#### Exercise prompt
Copy each line exactly. Leave nothing out.

====== Supplied records ======

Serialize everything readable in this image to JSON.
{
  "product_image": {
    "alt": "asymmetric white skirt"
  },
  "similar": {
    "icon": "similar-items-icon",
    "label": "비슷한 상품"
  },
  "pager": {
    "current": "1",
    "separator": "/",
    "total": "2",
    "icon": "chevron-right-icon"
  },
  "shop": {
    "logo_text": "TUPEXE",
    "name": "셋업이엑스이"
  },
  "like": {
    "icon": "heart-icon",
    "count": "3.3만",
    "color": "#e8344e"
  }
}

======

#### The result
Serialize everything readable in this image to JSON.
{
  "product_image": {
    "alt": "asymmetric white skirt"
  },
  "similar": {
    "icon": "similar-items-icon",
    "label": "비슷한 상품"
  },
  "pager": {
    "current": "1",
    "separator": "/",
    "total": "2",
    "icon": "chevron-right-icon"
  },
  "shop": {
    "logo_text": "TUPEXE",
    "name": "셋업이엑스이"
  },
  "like": {
    "icon": "heart-icon",
    "count": "3.3만",
    "color": "#e8344e"
  }
}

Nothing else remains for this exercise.